● **Text provided**
From 32020effaf713c0c669864301bcd5dac6b9bb9e0 Mon Sep 17 00:00:00 2001
From: Chris Metcalf <cmetcalf@tilera.com>
Date: Fri, 13 Aug 2010 08:32:21 -0400
Subject: arch/tile: Fix a couple of issues with the COMPAT code for TILE-Gx.

First, the siginfo preamble wasn't quite right; we need to indicate
that we are padding up to 4 ints of preamble for 64-bit code, and
then for compat mode we need to pad differently, using only 3 ints.

Second, the C ABI requires a save area of two registers, not two
pointers, since in compat mode we have 64-bit registers all of which
we need to save, even though we only have 32-bit VAs.

Signed-off-by: Chris Metcalf <cmetcalf@tilera.com>
---
 arch/tile/include/arch/abi.h     | 4 +---
 arch/tile/include/asm/siginfo.h  | 4 ++++
 arch/tile/kernel/compat_signal.c | 4 +++-
 3 files changed, 8 insertions(+), 4 deletions(-)

diff --git a/arch/tile/include/arch/abi.h b/arch/tile/include/arch/abi.h
index da8df5b..8affc76 100644
--- a/arch/tile/include/arch/abi.h
+++ b/arch/tile/include/arch/abi.h
@@ -59,9 +59,7 @@
  * The ABI requires callers to allocate a caller state save area of
  * this many bytes at the bottom of each stack frame.
  */
-#ifdef __tile__
-#define C_ABI_SAVE_AREA_SIZE (2 * __SIZEOF_POINTER__)
-#endif
+#define C_ABI_SAVE_AREA_SIZE (2 * (CHIP_WORD_SIZE() / 8))
 
 /**
  * The operand to an 'info' opcode directing the backtracer to not
diff --git a/arch/tile/include/asm/siginfo.h b/arch/tile/include/asm/siginfo.h
index 0c12d1b..56d661b 100644
--- a/arch/tile/include/asm/siginfo.h
+++ b/arch/tile/include/asm/siginfo.h
@@ -17,6 +17,10 @@
 
 #define __ARCH_SI_TRAPNO
 
+#ifdef __LP64__
+# define __ARCH_SI_PREAMBLE_SIZE	(4 * sizeof(int))
+#endif
+
 #include <asm-generic/siginfo.h>
 
 /*
diff --git a/arch/tile/kernel/compat_signal.c b/arch/tile/kernel/compat_signal.c
index d5efb21..9c710db 100644
--- a/arch/tile/kernel/compat_signal.c
+++ b/arch/tile/kernel/compat_signal.c
@@ -56,13 +56,15 @@ struct compat_ucontext {
 	sigset_t	  uc_sigmask;	/* mask last for extensibility */
 };
 
+#define COMPAT_SI_PAD_SIZE	((SI_MAX_SIZE - 3 * sizeof(int)) / sizeof(int))

● **Listed records**

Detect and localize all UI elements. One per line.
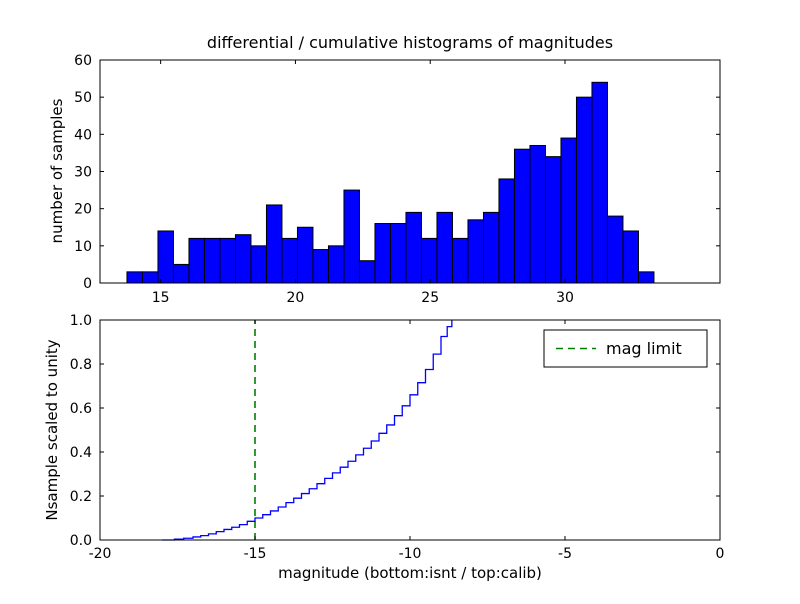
x-tick-label: -20 [89,546,112,562]
histogram-bar [482,211,500,284]
histogram-bar [126,271,143,284]
histogram-bar [467,219,484,284]
y-tick-label: 0.0 [70,533,92,549]
y-tick-label: 0 [83,276,92,292]
y-axis-label-bottom: Nsample scaled to unity [43,339,61,520]
y-tick-label: 0.8 [70,357,92,373]
histogram-bar [281,237,298,284]
histogram-bar [637,271,655,284]
histogram-bar [606,215,624,284]
histogram-bar [203,237,221,284]
y-tick-label: 0.2 [70,489,92,505]
histogram-bar [358,260,376,284]
x-tick-label: 0 [716,546,725,562]
histogram-bar [219,237,236,284]
histogram-bar [529,144,546,284]
top-axes: 15 20 25 30 0 10 20 30 40 50 60 [74,53,721,306]
y-tick-label: 30 [74,165,92,181]
x-tick-label: -15 [244,546,267,562]
histogram-bar [265,204,283,284]
histogram-bar [296,226,314,284]
y-tick-label: 1.0 [70,313,92,329]
x-tick-label: -10 [399,546,422,562]
y-tick-label: 20 [74,202,92,218]
histogram-bar [312,249,329,284]
histogram-bar [188,237,205,284]
histogram-bar [498,178,515,284]
histogram-bar [622,230,639,284]
histogram-bar [343,189,360,284]
chart-title: differential / cumulative histograms of … [207,33,613,52]
legend: mag limit [543,329,708,368]
histogram-bar [420,237,438,284]
histogram-bar [436,211,453,284]
y-tick-label: 0.4 [70,445,92,461]
x-tick-label: 20 [287,290,305,306]
histogram-bar [544,156,562,284]
y-tick-label: 10 [74,239,92,255]
cumulative-step-line [162,320,453,541]
histogram-bar [374,223,391,284]
x-axis-label-bottom: magnitude (bottom:isnt / top:calib) [278,564,542,582]
x-tick-label: 15 [152,290,170,306]
histogram-bar [405,211,422,284]
x-tick-label: 30 [556,290,574,306]
histogram-bar [250,245,267,284]
y-tick-label: 40 [74,127,92,143]
histogram-bar [560,137,577,284]
histogram-bar [327,245,345,284]
histogram-bar [141,271,159,284]
histogram-bar [157,230,174,284]
y-tick-label: 0.6 [70,401,92,417]
histogram-bar [451,237,469,284]
histogram-bar [172,263,190,284]
x-tick-label: 25 [421,290,439,306]
histogram-bar [234,234,252,284]
y-axis-label-top: number of samples [48,98,66,243]
bottom-axes: -20 -15 -10 -5 0 0.0 0.2 0.4 0.6 0.8 1.0 [70,313,725,562]
x-tick-label: -5 [558,546,572,562]
histogram-bar [513,148,531,284]
y-tick-label: 60 [74,53,92,69]
histogram-bar [575,96,593,284]
histogram-bar [591,81,608,284]
legend-label: mag limit [606,339,682,358]
histogram-bar [389,223,407,284]
y-tick-label: 50 [74,90,92,106]
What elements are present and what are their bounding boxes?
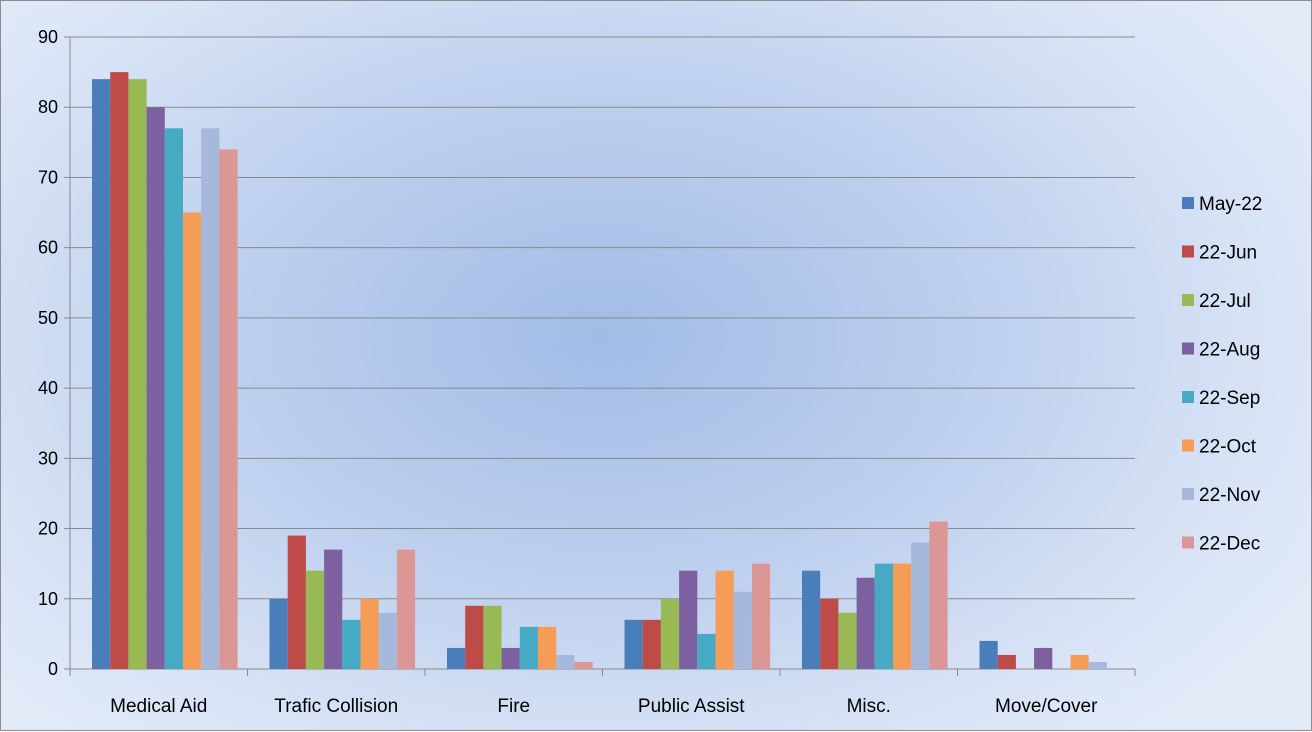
bar-22-jun-fire [465,605,484,669]
legend-swatch [1182,197,1194,209]
bar-may-22-public-assist [624,619,643,669]
gridlines [70,36,1135,600]
bar-22-nov-move-cover [1088,661,1107,669]
y-tick-label: 10 [38,589,58,609]
bar-22-jul-public-assist [660,598,680,669]
bar-22-nov-fire [556,654,575,669]
bar-22-jun-public-assist [642,619,661,669]
y-tick-label: 80 [38,97,58,117]
legend-swatch [1182,391,1194,403]
bar-22-nov-trafic-collision [378,612,397,669]
y-tick-label: 20 [38,519,58,539]
bar-22-dec-public-assist [751,563,771,669]
bar-22-sep-misc- [874,563,893,669]
legend-label: 22-Jun [1199,243,1257,264]
x-category-label: Trafic Collision [274,696,398,717]
legend-label: 22-Jul [1199,291,1251,312]
bar-22-aug-misc- [856,577,875,669]
x-category-label: Move/Cover [995,696,1098,717]
bars [92,72,1107,670]
y-tick-label: 60 [38,238,58,258]
bar-22-jun-misc- [820,598,839,669]
bar-22-dec-medical-aid [219,149,238,669]
legend-label: 22-Dec [1199,534,1260,555]
bar-22-oct-misc- [893,563,912,669]
bar-may-22-move-cover [979,640,998,669]
bar-22-jun-medical-aid [110,72,129,670]
bar-may-22-trafic-collision [269,598,288,669]
y-tick-label: 0 [48,659,58,679]
bar-22-sep-medical-aid [164,128,183,669]
bar-22-jul-trafic-collision [305,570,325,669]
x-category-label: Fire [497,696,530,717]
y-tick-label: 70 [38,167,58,187]
legend: May-22 22-Jun 22-Jul 22-Aug 22-Sep 22-Oct 22-N… [1182,194,1262,555]
bar-22-aug-medical-aid [146,107,165,669]
bar-22-jun-trafic-collision [287,535,306,669]
x-axis-categories: Medical Aid Trafic Collision Fire Public As… [110,696,1098,717]
bar-22-sep-fire [519,626,538,669]
legend-label: 22-Sep [1199,388,1260,409]
bar-may-22-fire [447,647,466,669]
bar-22-aug-fire [501,647,520,669]
bar-22-nov-medical-aid [201,128,220,669]
bar-22-jul-fire [483,605,502,669]
y-tick-label: 50 [38,308,58,328]
bar-22-oct-fire [538,626,557,669]
y-axis-ticks: 0 10 20 30 40 50 60 70 80 90 [38,27,58,679]
x-category-label: Public Assist [638,696,745,717]
legend-label: 22-Aug [1199,340,1260,361]
legend-label: 22-Oct [1199,437,1257,458]
legend-swatch [1182,342,1194,355]
y-tick-label: 40 [38,378,58,398]
bar-22-oct-trafic-collision [360,598,379,669]
legend-swatch [1182,245,1194,258]
y-tick-label: 30 [38,448,58,468]
bar-22-nov-public-assist [733,591,752,669]
bar-22-oct-public-assist [715,570,734,669]
x-category-label: Misc. [847,696,891,717]
legend-swatch [1182,439,1194,452]
bar-22-oct-medical-aid [183,212,202,670]
legend-label: May-22 [1199,194,1262,215]
y-tick-label: 90 [38,27,58,47]
axes [64,36,1136,676]
bar-22-aug-public-assist [679,570,698,669]
bar-22-aug-move-cover [1034,647,1053,669]
bar-22-nov-misc- [911,542,930,669]
bar-may-22-medical-aid [92,79,111,670]
bar-22-dec-fire [574,661,593,669]
bar-may-22-misc- [802,570,821,669]
legend-swatch [1182,488,1194,500]
bar-22-oct-move-cover [1070,654,1089,669]
bar-22-jun-move-cover [997,654,1016,669]
legend-swatch [1182,294,1194,306]
legend-swatch [1182,536,1194,549]
bar-22-sep-trafic-collision [342,619,361,669]
bar-22-dec-misc- [929,521,948,669]
bar-22-aug-trafic-collision [324,549,343,669]
bar-22-dec-trafic-collision [396,549,416,669]
bar-22-sep-public-assist [697,633,716,669]
legend-label: 22-Nov [1199,485,1261,506]
x-category-label: Medical Aid [110,696,207,717]
bar-22-jul-medical-aid [128,79,147,670]
bar-22-jul-misc- [838,612,857,669]
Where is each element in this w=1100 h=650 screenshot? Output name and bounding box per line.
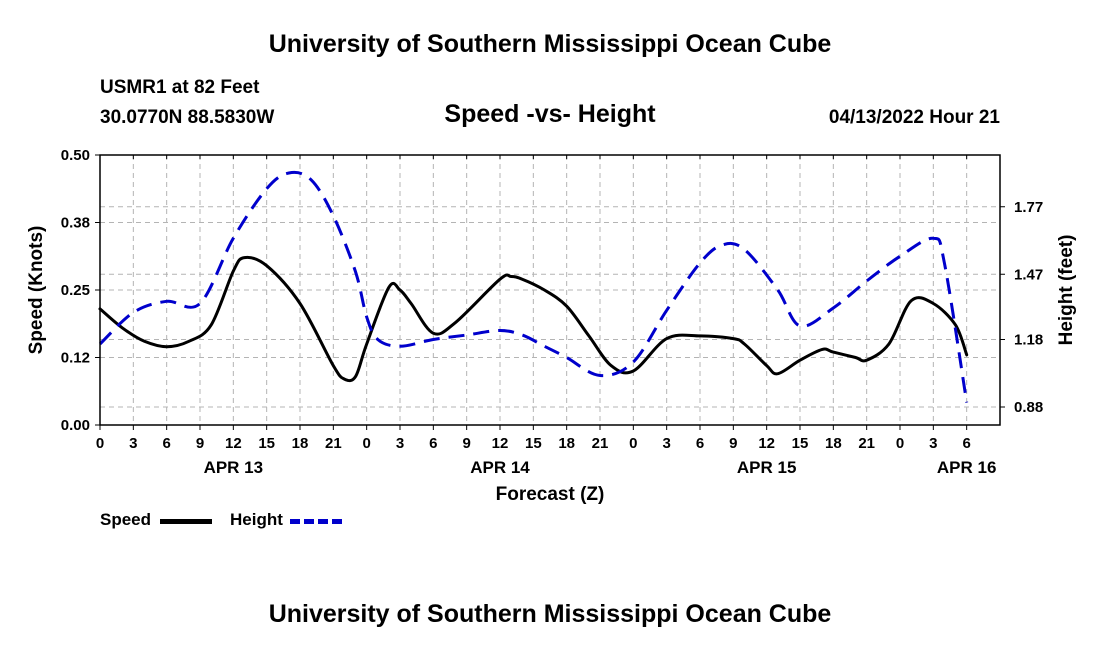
y-left-tick-label: 0.50 bbox=[61, 147, 90, 164]
y-right-tick-label: 1.77 bbox=[1014, 199, 1043, 216]
chart-series bbox=[98, 170, 969, 403]
x-tick-label: 0 bbox=[96, 435, 104, 452]
x-tick-label: 6 bbox=[696, 435, 704, 452]
x-tick-label: 15 bbox=[525, 435, 542, 452]
x-tick-label: 6 bbox=[162, 435, 170, 452]
x-tick-label: 3 bbox=[662, 435, 670, 452]
x-tick-label: 3 bbox=[396, 435, 404, 452]
x-tick-label: 9 bbox=[196, 435, 204, 452]
y-right-tick-label: 1.18 bbox=[1014, 332, 1043, 349]
series-line-speed bbox=[98, 255, 969, 383]
chart-title: Speed -vs- Height bbox=[444, 100, 656, 128]
x-tick-label: 12 bbox=[758, 435, 775, 452]
x-tick-label: 9 bbox=[462, 435, 470, 452]
y-axis-label-right: Height (feet) bbox=[1056, 235, 1077, 346]
series-line-height bbox=[98, 170, 969, 403]
station-label: USMR1 at 82 Feet bbox=[100, 77, 260, 98]
y-axis-label-left: Speed (Knots) bbox=[26, 226, 47, 355]
y-right-tick-label: 0.88 bbox=[1014, 399, 1043, 416]
x-tick-label: 0 bbox=[896, 435, 904, 452]
x-tick-label: 15 bbox=[792, 435, 809, 452]
date-label: APR 14 bbox=[470, 458, 530, 477]
x-axis-label: Forecast (Z) bbox=[496, 484, 605, 505]
legend-speed-label: Speed bbox=[100, 510, 152, 529]
chart-grid bbox=[99, 154, 1000, 426]
y-left-tick-label: 0.00 bbox=[61, 417, 90, 434]
x-tick-label: 21 bbox=[592, 435, 609, 452]
date-label: APR 16 bbox=[937, 458, 997, 477]
date-label: APR 13 bbox=[204, 458, 264, 477]
x-tick-label: 12 bbox=[492, 435, 509, 452]
x-tick-label: 12 bbox=[225, 435, 242, 452]
y-left-tick-label: 0.12 bbox=[61, 350, 90, 367]
y-right-tick-label: 1.47 bbox=[1014, 266, 1043, 283]
x-tick-label: 9 bbox=[729, 435, 737, 452]
chart-axes: 0 3 6 9 12 15 18 21 0 3 6 9 12 15 18 21 0 3 6 9 12 15 18 21 0 3 6 A… bbox=[61, 147, 1043, 477]
date-label: APR 15 bbox=[737, 458, 797, 477]
x-tick-label: 0 bbox=[362, 435, 370, 452]
x-tick-label: 21 bbox=[858, 435, 875, 452]
x-tick-label: 18 bbox=[292, 435, 309, 452]
x-tick-label: 6 bbox=[962, 435, 970, 452]
x-tick-label: 15 bbox=[258, 435, 275, 452]
run-time-label: 04/13/2022 Hour 21 bbox=[828, 107, 1000, 128]
x-tick-label: 3 bbox=[929, 435, 937, 452]
coordinates-label: 30.0770N 88.5830W bbox=[100, 107, 275, 128]
legend-height-swatch bbox=[290, 519, 342, 524]
x-tick-label: 21 bbox=[325, 435, 342, 452]
x-tick-label: 3 bbox=[129, 435, 137, 452]
legend-speed-swatch bbox=[160, 519, 212, 524]
y-left-tick-label: 0.38 bbox=[61, 215, 90, 232]
y-left-tick-label: 0.25 bbox=[61, 282, 90, 299]
page-title: University of Southern Mississippi Ocean… bbox=[268, 30, 832, 58]
x-tick-label: 0 bbox=[629, 435, 637, 452]
x-tick-label: 18 bbox=[825, 435, 842, 452]
x-tick-label: 18 bbox=[558, 435, 575, 452]
x-tick-label: 6 bbox=[429, 435, 437, 452]
legend-height-label: Height bbox=[230, 510, 283, 529]
footer-title: University of Southern Mississippi Ocean… bbox=[268, 600, 832, 628]
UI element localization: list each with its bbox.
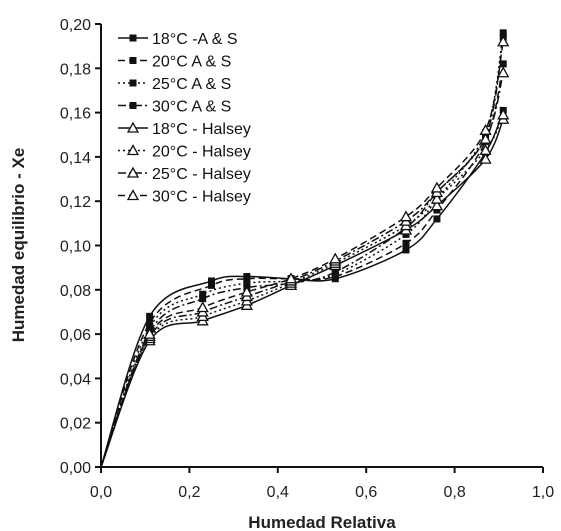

● **To do**
**A.** Do the following statements agree with the patch? Answer yes or no for each, and quote the exact words of the patch that decide it. (i) The patch changes three files. (ii) In compat mode the siginfo preamble is padded using four ints. (iii) The C ABI requires a save area of two pointers.
**B.** In the patch, which file receives the new definition of __ARCH_SI_PREAMBLE_SIZE?
**C.** Reproduce word for word the portion of the patch starting at "From 32020effaf713c0c669864301bcd5dac6b9bb9e0 Mon" and ending at "have 32-bit VAs.".

● **Expected responses**
**A.**
(i) Yes: "3 files changed, 8 insertions(+), 4 deletions(-)"
(ii) No: "then for compat mode we need to pad differently, using only 3 ints."
(iii) No: "the C ABI requires a save area of two registers, not two pointers"

**B.** arch/tile/include/asm/siginfo.h

**C.**
From 32020effaf713c0c669864301bcd5dac6b9bb9e0 Mon Sep 17 00:00:00 2001
From: Chris Metcalf <cmetcalf@tilera.com>
Date: Fri, 13 Aug 2010 08:32:21 -0400
Subject: arch/tile: Fix a couple of issues with the COMPAT code for TILE-Gx.

First, the siginfo preamble wasn't quite right; we need to indicate
that we are padding up to 4 ints of preamble for 64-bit code, and
then for compat mode we need to pad differently, using only 3 ints.

Second, the C ABI requires a save area of two registers, not two
pointers, since in compat mode we have 64-bit registers all of which
we need to save, even though we only have 32-bit VAs.